- Problem description -
Write the next part of the shell sort explanation, picking up right after its final sentence.

- Excerpt provided -
++++++

Shell Sort

Shell sort is based on insertion sort as a general way to improve its performance, by breaking the original list into smaller sublists which are then individually sorted using insertion sort.

There is a nice video created at Sapientia University which shows the process as a Hungarian folk dance.

How it works

Instead of comparing elements that are side-by-side and swapping them if they are out of order, the way insertion sort does it, the shell sort algorithm compares elements that are far apart.

The distance between elements is known as the gap. If the elements being compared are in the wrong order, they are swapped across the gap. This eliminates many in-between copies that are common with insertion sort.

The idea is that by moving the elements over large gaps, the array becomes partially sorted quite quickly. This makes later passes faster because they don't have to swap so many items anymore.

Once a pass has been completed, the gap is made smaller and a new pass starts. This repeats until the gap has size 1, at which point the algorithm functions just like insertion sort. But since the data is already fairly well sorted by then, the final pass can be very quick.

An example

Suppose we want to sort the array [64, 20, 50, 33, 72, 10, 23, -1, 4] using shell sort.

We start by dividing the length of the array by 2:

n = floor(9/2) = 4

This is the gap size.

We create n sublists. In each sublist, the items are spaced apart by a gap of size n. In our example, we need to make four of these sublists. The sublists are sorted by the insertionSort() function.

That may not have made a whole lot of sense, so let's take a closer look at what happens.

++++++

- Data -
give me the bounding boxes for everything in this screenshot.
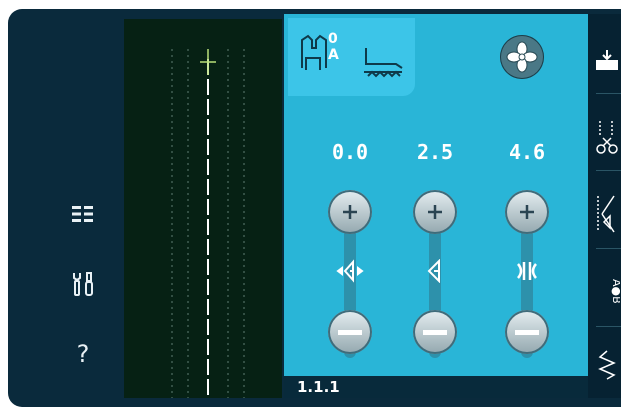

++++++

- Exercise response -
The first pass is as follows. We have n = 4, so we make four sublists:

sublist 0:  [ 64, xx, xx, xx, 72, xx, xx, xx, 4  ]
sublist 1:  [ xx, 20, xx, xx, xx, 10, xx, xx, xx ]
sublist 2:  [ xx, xx, 50, xx, xx, xx, 23, xx, xx ]
sublist 3:  [ xx, xx, xx, 33, xx, xx, xx, -1, xx ]

As you can see, each sublist contains only every 4th item from the original array. The items that are not in a sublist are marked with xx. So the first sublist is [ 64, 72, 4 ] and the second is [ 20, 10 ], and so on. The reason we use this "gap" is so that we don't have to actually make new arrays. Instead, we interleave them in the original array.

We now call insertionSort() once on each sublist.

This particular version of insertion sort sorts from the back to the front. Each item in the sublist is compared against the others. If they're in the wrong order, the value is swapped and travels all the way down until we reach the start of the sublist.

So for sublist 0, we swap 4 with 72, then swap 4 with 64. After sorting, this sublist looks like:

sublist 0:  [ 4, xx, xx, xx, 64, xx, xx, xx, 72 ]

The other three sublists after sorting:

sublist 1:  [ xx, 10, xx, xx, xx, 20, xx, xx, xx ]
sublist 2:  [ xx, xx, 23, xx, xx, xx, 50, xx, xx ]
sublist 3:  [ xx, xx, xx, -1, xx, xx, xx, 33, xx ]

The total array looks like this now:

[ 4, 10, 23, -1, 64, 20, 50, 33, 72 ]

It's not entirely sorted yet but it's more sorted than before. This completes the first pass.

In the second pass, we divide the gap size by two:

n = floor(4/2) = 2

That means we now create only two sublists:

sublist 0:  [  4, xx, 23, xx, 64, xx, 50, xx, 72 ]
sublist 1:  [ xx, 10, xx, -1, xx, 20, xx, 33, xx ]

Each sublist contains every 2nd item. Again, we call insertionSort() to sort these sublists. The result is:

sublist 0:  [  4, xx, 23, xx, 50, xx, 64, xx, 72 ]
sublist 1:  [ xx, -1, xx, 10, xx, 20, xx, 33, xx ]

Note that in each list only two elements were out of place. So the insertion sort is really fast. That's because we already sorted the array a little in the first pass.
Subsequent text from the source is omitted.